═══ Records for this task ═══

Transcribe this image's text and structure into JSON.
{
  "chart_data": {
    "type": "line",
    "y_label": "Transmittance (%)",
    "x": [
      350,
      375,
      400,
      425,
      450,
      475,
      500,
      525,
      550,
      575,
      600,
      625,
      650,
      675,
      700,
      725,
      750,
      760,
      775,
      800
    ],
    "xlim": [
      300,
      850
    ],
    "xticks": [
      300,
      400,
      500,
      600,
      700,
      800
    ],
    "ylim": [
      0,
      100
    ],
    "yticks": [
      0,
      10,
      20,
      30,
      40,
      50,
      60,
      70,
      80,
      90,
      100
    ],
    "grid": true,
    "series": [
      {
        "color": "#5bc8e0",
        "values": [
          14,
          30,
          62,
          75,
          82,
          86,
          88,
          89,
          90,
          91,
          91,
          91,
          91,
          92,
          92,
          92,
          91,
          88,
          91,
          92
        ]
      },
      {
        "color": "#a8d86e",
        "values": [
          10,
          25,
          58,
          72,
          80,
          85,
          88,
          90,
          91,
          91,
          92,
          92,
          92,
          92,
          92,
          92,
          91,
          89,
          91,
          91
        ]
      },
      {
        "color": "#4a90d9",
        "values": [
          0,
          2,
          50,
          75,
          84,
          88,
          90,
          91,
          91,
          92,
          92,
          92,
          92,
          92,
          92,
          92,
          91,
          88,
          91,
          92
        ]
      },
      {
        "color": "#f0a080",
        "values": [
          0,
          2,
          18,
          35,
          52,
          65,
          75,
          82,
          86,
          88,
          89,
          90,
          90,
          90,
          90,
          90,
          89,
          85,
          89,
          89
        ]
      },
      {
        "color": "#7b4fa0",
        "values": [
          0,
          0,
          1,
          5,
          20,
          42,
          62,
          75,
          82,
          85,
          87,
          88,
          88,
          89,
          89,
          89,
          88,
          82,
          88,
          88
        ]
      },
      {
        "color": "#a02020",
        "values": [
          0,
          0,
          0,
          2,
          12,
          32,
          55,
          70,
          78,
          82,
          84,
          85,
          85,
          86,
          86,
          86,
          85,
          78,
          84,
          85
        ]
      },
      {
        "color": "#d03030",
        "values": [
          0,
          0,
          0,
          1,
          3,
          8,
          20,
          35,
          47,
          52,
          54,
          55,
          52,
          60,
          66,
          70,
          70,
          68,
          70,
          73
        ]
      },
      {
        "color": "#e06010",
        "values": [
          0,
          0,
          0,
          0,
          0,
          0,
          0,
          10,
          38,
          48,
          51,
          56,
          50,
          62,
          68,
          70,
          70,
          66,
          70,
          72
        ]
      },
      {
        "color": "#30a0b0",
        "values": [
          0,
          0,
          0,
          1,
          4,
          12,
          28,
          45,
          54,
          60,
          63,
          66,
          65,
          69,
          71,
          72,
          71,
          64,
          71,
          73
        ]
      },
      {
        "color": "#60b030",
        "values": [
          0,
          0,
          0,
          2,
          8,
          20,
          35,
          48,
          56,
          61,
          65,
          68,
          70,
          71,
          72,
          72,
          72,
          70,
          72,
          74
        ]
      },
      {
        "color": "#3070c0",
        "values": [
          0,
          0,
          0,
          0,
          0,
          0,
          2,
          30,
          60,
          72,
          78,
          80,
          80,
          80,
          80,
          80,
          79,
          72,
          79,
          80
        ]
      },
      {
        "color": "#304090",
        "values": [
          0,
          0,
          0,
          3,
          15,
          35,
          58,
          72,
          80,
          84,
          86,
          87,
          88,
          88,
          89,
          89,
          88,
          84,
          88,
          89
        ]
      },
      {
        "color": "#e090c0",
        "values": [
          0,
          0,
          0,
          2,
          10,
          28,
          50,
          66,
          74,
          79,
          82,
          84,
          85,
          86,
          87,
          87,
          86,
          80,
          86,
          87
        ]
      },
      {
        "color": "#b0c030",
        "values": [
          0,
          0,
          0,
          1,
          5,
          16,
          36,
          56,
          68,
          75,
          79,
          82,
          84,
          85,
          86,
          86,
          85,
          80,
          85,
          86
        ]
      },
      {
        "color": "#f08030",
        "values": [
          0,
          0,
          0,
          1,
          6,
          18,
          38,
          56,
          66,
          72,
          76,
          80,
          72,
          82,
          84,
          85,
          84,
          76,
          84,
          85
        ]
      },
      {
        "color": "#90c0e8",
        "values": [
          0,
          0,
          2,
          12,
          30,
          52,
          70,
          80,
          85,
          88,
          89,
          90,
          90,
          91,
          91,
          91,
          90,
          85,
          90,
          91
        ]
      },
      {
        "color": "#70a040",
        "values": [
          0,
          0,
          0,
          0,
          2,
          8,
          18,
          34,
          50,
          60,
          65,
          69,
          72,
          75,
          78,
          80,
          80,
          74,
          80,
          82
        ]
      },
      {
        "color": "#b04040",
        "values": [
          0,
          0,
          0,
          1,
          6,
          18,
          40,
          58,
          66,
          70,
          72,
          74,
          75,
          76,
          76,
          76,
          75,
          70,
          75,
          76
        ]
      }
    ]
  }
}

═══

Above are the records; retype them all without a single difference.

Transcribe this image's text and structure into JSON.
{
  "chart_data": {
    "type": "line",
    "y_label": "Transmittance (%)",
    "x": [
      350,
      375,
      400,
      425,
      450,
      475,
      500,
      525,
      550,
      575,
      600,
      625,
      650,
      675,
      700,
      725,
      750,
      760,
      775,
      800
    ],
    "xlim": [
      300,
      850
    ],
    "xticks": [
      300,
      400,
      500,
      600,
      700,
      800
    ],
    "ylim": [
      0,
      100
    ],
    "yticks": [
      0,
      10,
      20,
      30,
      40,
      50,
      60,
      70,
      80,
      90,
      100
    ],
    "grid": true,
    "series": [
      {
        "color": "#5bc8e0",
        "values": [
          14,
          30,
          62,
          75,
          82,
          86,
          88,
          89,
          90,
          91,
          91,
          91,
          91,
          92,
          92,
          92,
          91,
          88,
          91,
          92
        ]
      },
      {
        "color": "#a8d86e",
        "values": [
          10,
          25,
          58,
          72,
          80,
          85,
          88,
          90,
          91,
          91,
          92,
          92,
          92,
          92,
          92,
          92,
          91,
          89,
          91,
          91
        ]
      },
      {
        "color": "#4a90d9",
        "values": [
          0,
          2,
          50,
          75,
          84,
          88,
          90,
          91,
          91,
          92,
          92,
          92,
          92,
          92,
          92,
          92,
          91,
          88,
          91,
          92
        ]
      },
      {
        "color": "#f0a080",
        "values": [
          0,
          2,
          18,
          35,
          52,
          65,
          75,
          82,
          86,
          88,
          89,
          90,
          90,
          90,
          90,
          90,
          89,
          85,
          89,
          89
        ]
      },
      {
        "color": "#7b4fa0",
        "values": [
          0,
          0,
          1,
          5,
          20,
          42,
          62,
          75,
          82,
          85,
          87,
          88,
          88,
          89,
          89,
          89,
          88,
          82,
          88,
          88
        ]
      },
      {
        "color": "#a02020",
        "values": [
          0,
          0,
          0,
          2,
          12,
          32,
          55,
          70,
          78,
          82,
          84,
          85,
          85,
          86,
          86,
          86,
          85,
          78,
          84,
          85
        ]
      },
      {
        "color": "#d03030",
        "values": [
          0,
          0,
          0,
          1,
          3,
          8,
          20,
          35,
          47,
          52,
          54,
          55,
          52,
          60,
          66,
          70,
          70,
          68,
          70,
          73
        ]
      },
      {
        "color": "#e06010",
        "values": [
          0,
          0,
          0,
          0,
          0,
          0,
          0,
          10,
          38,
          48,
          51,
          56,
          50,
          62,
          68,
          70,
          70,
          66,
          70,
          72
        ]
      },
      {
        "color": "#30a0b0",
        "values": [
          0,
          0,
          0,
          1,
          4,
          12,
          28,
          45,
          54,
          60,
          63,
          66,
          65,
          69,
          71,
          72,
          71,
          64,
          71,
          73
        ]
      },
      {
        "color": "#60b030",
        "values": [
          0,
          0,
          0,
          2,
          8,
          20,
          35,
          48,
          56,
          61,
          65,
          68,
          70,
          71,
          72,
          72,
          72,
          70,
          72,
          74
        ]
      },
      {
        "color": "#3070c0",
        "values": [
          0,
          0,
          0,
          0,
          0,
          0,
          2,
          30,
          60,
          72,
          78,
          80,
          80,
          80,
          80,
          80,
          79,
          72,
          79,
          80
        ]
      },
      {
        "color": "#304090",
        "values": [
          0,
          0,
          0,
          3,
          15,
          35,
          58,
          72,
          80,
          84,
          86,
          87,
          88,
          88,
          89,
          89,
          88,
          84,
          88,
          89
        ]
      },
      {
        "color": "#e090c0",
        "values": [
          0,
          0,
          0,
          2,
          10,
          28,
          50,
          66,
          74,
          79,
          82,
          84,
          85,
          86,
          87,
          87,
          86,
          80,
          86,
          87
        ]
      },
      {
        "color": "#b0c030",
        "values": [
          0,
          0,
          0,
          1,
          5,
          16,
          36,
          56,
          68,
          75,
          79,
          82,
          84,
          85,
          86,
          86,
          85,
          80,
          85,
          86
        ]
      },
      {
        "color": "#f08030",
        "values": [
          0,
          0,
          0,
          1,
          6,
          18,
          38,
          56,
          66,
          72,
          76,
          80,
          72,
          82,
          84,
          85,
          84,
          76,
          84,
          85
        ]
      },
      {
        "color": "#90c0e8",
        "values": [
          0,
          0,
          2,
          12,
          30,
          52,
          70,
          80,
          85,
          88,
          89,
          90,
          90,
          91,
          91,
          91,
          90,
          85,
          90,
          91
        ]
      },
      {
        "color": "#70a040",
        "values": [
          0,
          0,
          0,
          0,
          2,
          8,
          18,
          34,
          50,
          60,
          65,
          69,
          72,
          75,
          78,
          80,
          80,
          74,
          80,
          82
        ]
      },
      {
        "color": "#b04040",
        "values": [
          0,
          0,
          0,
          1,
          6,
          18,
          40,
          58,
          66,
          70,
          72,
          74,
          75,
          76,
          76,
          76,
          75,
          70,
          75,
          76
        ]
      }
    ]
  }
}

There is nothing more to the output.